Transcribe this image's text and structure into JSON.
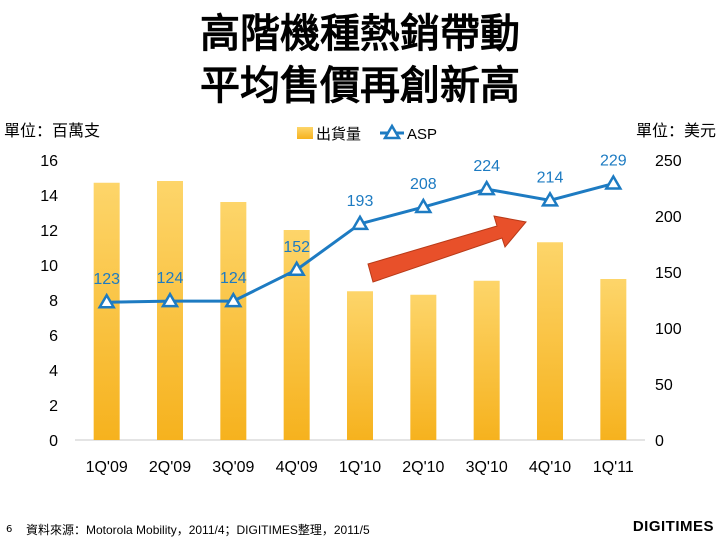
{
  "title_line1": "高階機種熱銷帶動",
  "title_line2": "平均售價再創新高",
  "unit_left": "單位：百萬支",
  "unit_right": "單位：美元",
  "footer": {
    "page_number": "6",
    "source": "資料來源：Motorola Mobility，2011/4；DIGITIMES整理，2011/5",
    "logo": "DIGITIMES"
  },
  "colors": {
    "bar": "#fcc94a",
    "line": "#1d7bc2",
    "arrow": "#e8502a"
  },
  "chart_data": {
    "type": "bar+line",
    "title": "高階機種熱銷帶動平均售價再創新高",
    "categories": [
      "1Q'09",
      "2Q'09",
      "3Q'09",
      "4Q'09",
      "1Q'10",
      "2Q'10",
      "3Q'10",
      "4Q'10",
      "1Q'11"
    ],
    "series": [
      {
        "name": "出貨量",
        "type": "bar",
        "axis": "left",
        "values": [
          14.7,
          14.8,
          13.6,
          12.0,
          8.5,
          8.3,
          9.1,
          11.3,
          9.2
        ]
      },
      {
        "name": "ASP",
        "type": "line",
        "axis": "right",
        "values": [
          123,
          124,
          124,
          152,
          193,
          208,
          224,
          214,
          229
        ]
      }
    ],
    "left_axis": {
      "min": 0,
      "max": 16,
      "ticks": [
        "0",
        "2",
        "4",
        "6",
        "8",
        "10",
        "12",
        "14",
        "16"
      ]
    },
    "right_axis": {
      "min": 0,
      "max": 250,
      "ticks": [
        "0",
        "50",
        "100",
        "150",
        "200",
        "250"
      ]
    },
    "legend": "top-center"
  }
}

□ □ □ □

▶ **Your task**: Transcribe the records above verbatim. Do not carry over any picture.

▶ **Result**:
Transcribe this image's text and structure into JSON.
{
  "title_line1": "高階機種熱銷帶動",
  "title_line2": "平均售價再創新高",
  "unit_left": "單位：百萬支",
  "unit_right": "單位：美元",
  "footer": {
    "page_number": "6",
    "source": "資料來源：Motorola Mobility，2011/4；DIGITIMES整理，2011/5",
    "logo": "DIGITIMES"
  },
  "colors": {
    "bar": "#fcc94a",
    "line": "#1d7bc2",
    "arrow": "#e8502a"
  },
  "chart_data": {
    "type": "bar+line",
    "title": "高階機種熱銷帶動平均售價再創新高",
    "categories": [
      "1Q'09",
      "2Q'09",
      "3Q'09",
      "4Q'09",
      "1Q'10",
      "2Q'10",
      "3Q'10",
      "4Q'10",
      "1Q'11"
    ],
    "series": [
      {
        "name": "出貨量",
        "type": "bar",
        "axis": "left",
        "values": [
          14.7,
          14.8,
          13.6,
          12.0,
          8.5,
          8.3,
          9.1,
          11.3,
          9.2
        ]
      },
      {
        "name": "ASP",
        "type": "line",
        "axis": "right",
        "values": [
          123,
          124,
          124,
          152,
          193,
          208,
          224,
          214,
          229
        ]
      }
    ],
    "left_axis": {
      "min": 0,
      "max": 16,
      "ticks": [
        "0",
        "2",
        "4",
        "6",
        "8",
        "10",
        "12",
        "14",
        "16"
      ]
    },
    "right_axis": {
      "min": 0,
      "max": 250,
      "ticks": [
        "0",
        "50",
        "100",
        "150",
        "200",
        "250"
      ]
    },
    "legend": "top-center"
  }
}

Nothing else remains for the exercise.